(Saved data entries)
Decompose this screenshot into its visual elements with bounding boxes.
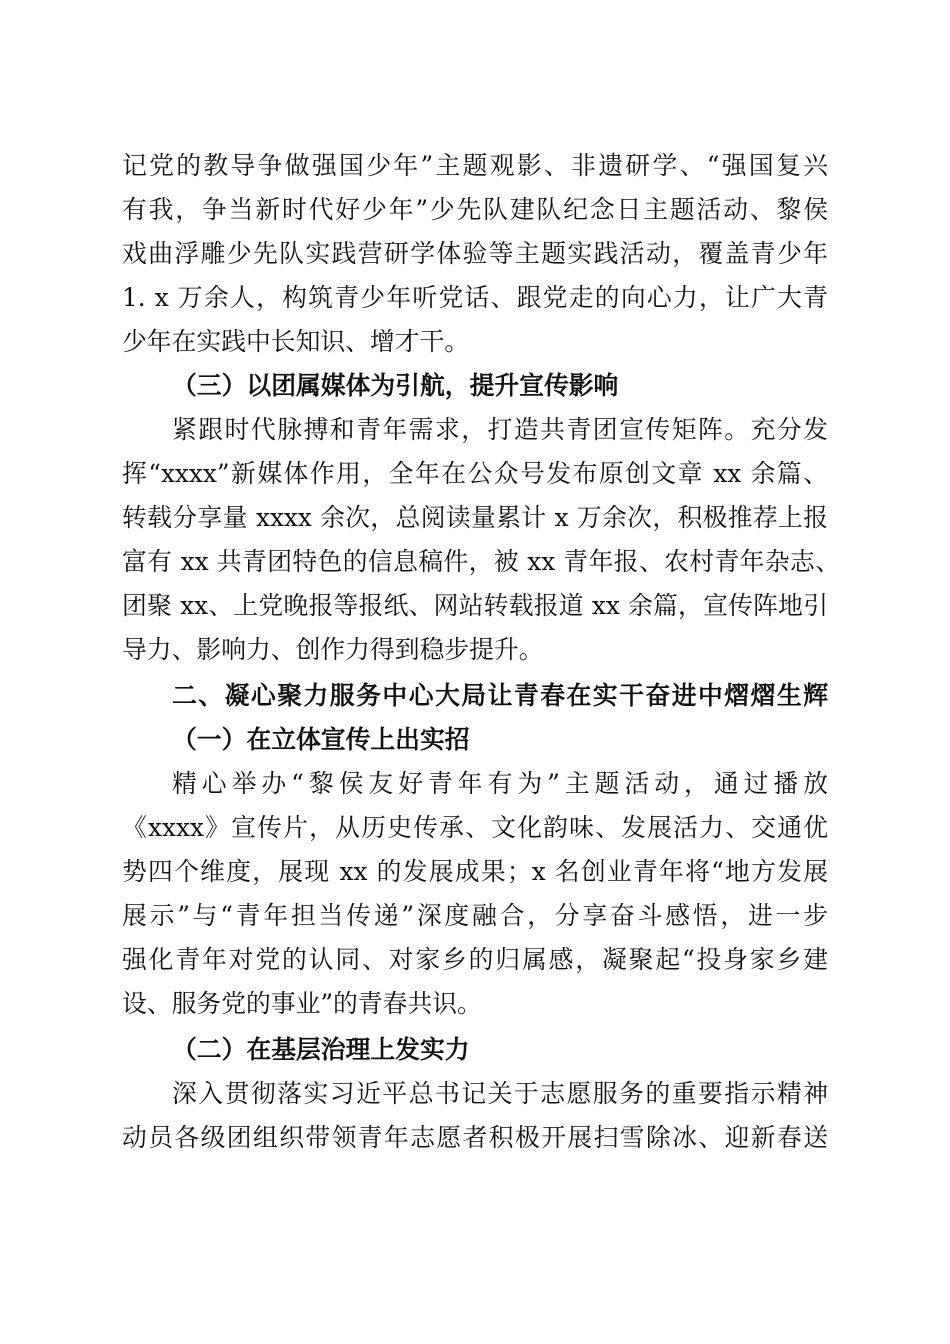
body-text-line: 戏曲浮雕少先队实践营研学体验等主题实践活动，覆盖青少年 [122,239,828,268]
body-text-line: 有我，争当新时代好少年”少先队建队纪念日主题活动、黎侯 [122,195,828,224]
body-text-line: 展示”与“青年担当传递”深度融合，分享奋斗感悟，进一步 [122,901,828,930]
body-text-line: 挥“xxxx”新媒体作用，全年在公众号发布原创文章 xx 余篇、 [122,459,828,488]
section-heading-3: （三）以团属媒体为引航，提升宣传影响 [172,371,619,400]
body-text-line: 深入贯彻落实习近平总书记关于志愿服务的重要指示精神 [172,1079,828,1108]
body-text-line: 《xxxx》宣传片，从历史传承、文化韵味、发展活力、交通优 [122,813,828,842]
body-text-line: 紧跟时代脉搏和青年需求，打造共青团宣传矩阵。充分发 [172,415,828,444]
body-text-line: 转载分享量 xxxx 余次，总阅读量累计 x 万余次，积极推荐上报 [122,503,828,532]
body-text-line: 导力、影响力、创作力得到稳步提升。 [122,635,544,664]
body-text-line: 记党的教导争做强国少年”主题观影、非遗研学、“强国复兴 [122,151,828,180]
body-text-line: 1. x 万余人，构筑青少年听党话、跟党走的向心力，让广大青 [122,283,828,312]
section-heading-2: （二）在基层治理上发实力 [172,1035,470,1064]
body-text-line: 设、服务党的事业”的青春共识。 [122,989,482,1018]
body-text-line: 势四个维度，展现 xx 的发展成果；x 名创业青年将“地方发展 [122,857,828,886]
body-text-line: 动员各级团组织带领青年志愿者积极开展扫雪除冰、迎新春送 [122,1123,828,1152]
body-text-line: 强化青年对党的认同、对家乡的归属感，凝聚起“投身家乡建 [122,945,828,974]
body-text-line: 富有 xx 共青团特色的信息稿件，被 xx 青年报、农村青年杂志、 [122,547,840,576]
section-heading-1: （一）在立体宣传上出实招 [172,725,470,754]
body-text-line: 少年在实践中长知识、增才干。 [122,327,470,356]
body-text-line: 团聚 xx、上党晚报等报纸、网站转载报道 xx 余篇，宣传阵地引 [122,591,828,620]
body-text-line: 精心举办“黎侯友好青年有为”主题活动，通过播放 [172,769,828,798]
chapter-heading-2: 二、凝心聚力服务中心大局让青春在实干奋进中熠熠生辉 [172,681,828,710]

* _Exercise details_
Reproduce every line of the material above word for word, leaving out the picture.

* _Response to the exercise_
Decompose this screenshot into its visual elements with bounding boxes.
body-text-line: 戏曲浮雕少先队实践营研学体验等主题实践活动，覆盖青少年 [122,239,828,268]
body-text-line: 有我，争当新时代好少年”少先队建队纪念日主题活动、黎侯 [122,195,828,224]
body-text-line: 展示”与“青年担当传递”深度融合，分享奋斗感悟，进一步 [122,901,828,930]
body-text-line: 挥“xxxx”新媒体作用，全年在公众号发布原创文章 xx 余篇、 [122,459,828,488]
section-heading-3: （三）以团属媒体为引航，提升宣传影响 [172,371,619,400]
body-text-line: 深入贯彻落实习近平总书记关于志愿服务的重要指示精神 [172,1079,828,1108]
body-text-line: 《xxxx》宣传片，从历史传承、文化韵味、发展活力、交通优 [122,813,828,842]
body-text-line: 紧跟时代脉搏和青年需求，打造共青团宣传矩阵。充分发 [172,415,828,444]
body-text-line: 转载分享量 xxxx 余次，总阅读量累计 x 万余次，积极推荐上报 [122,503,828,532]
body-text-line: 导力、影响力、创作力得到稳步提升。 [122,635,544,664]
body-text-line: 记党的教导争做强国少年”主题观影、非遗研学、“强国复兴 [122,151,828,180]
body-text-line: 1. x 万余人，构筑青少年听党话、跟党走的向心力，让广大青 [122,283,828,312]
section-heading-2: （二）在基层治理上发实力 [172,1035,470,1064]
body-text-line: 设、服务党的事业”的青春共识。 [122,989,482,1018]
body-text-line: 势四个维度，展现 xx 的发展成果；x 名创业青年将“地方发展 [122,857,828,886]
body-text-line: 动员各级团组织带领青年志愿者积极开展扫雪除冰、迎新春送 [122,1123,828,1152]
body-text-line: 强化青年对党的认同、对家乡的归属感，凝聚起“投身家乡建 [122,945,828,974]
body-text-line: 富有 xx 共青团特色的信息稿件，被 xx 青年报、农村青年杂志、 [122,547,840,576]
section-heading-1: （一）在立体宣传上出实招 [172,725,470,754]
body-text-line: 少年在实践中长知识、增才干。 [122,327,470,356]
body-text-line: 团聚 xx、上党晚报等报纸、网站转载报道 xx 余篇，宣传阵地引 [122,591,828,620]
body-text-line: 精心举办“黎侯友好青年有为”主题活动，通过播放 [172,769,828,798]
chapter-heading-2: 二、凝心聚力服务中心大局让青春在实干奋进中熠熠生辉 [172,681,828,710]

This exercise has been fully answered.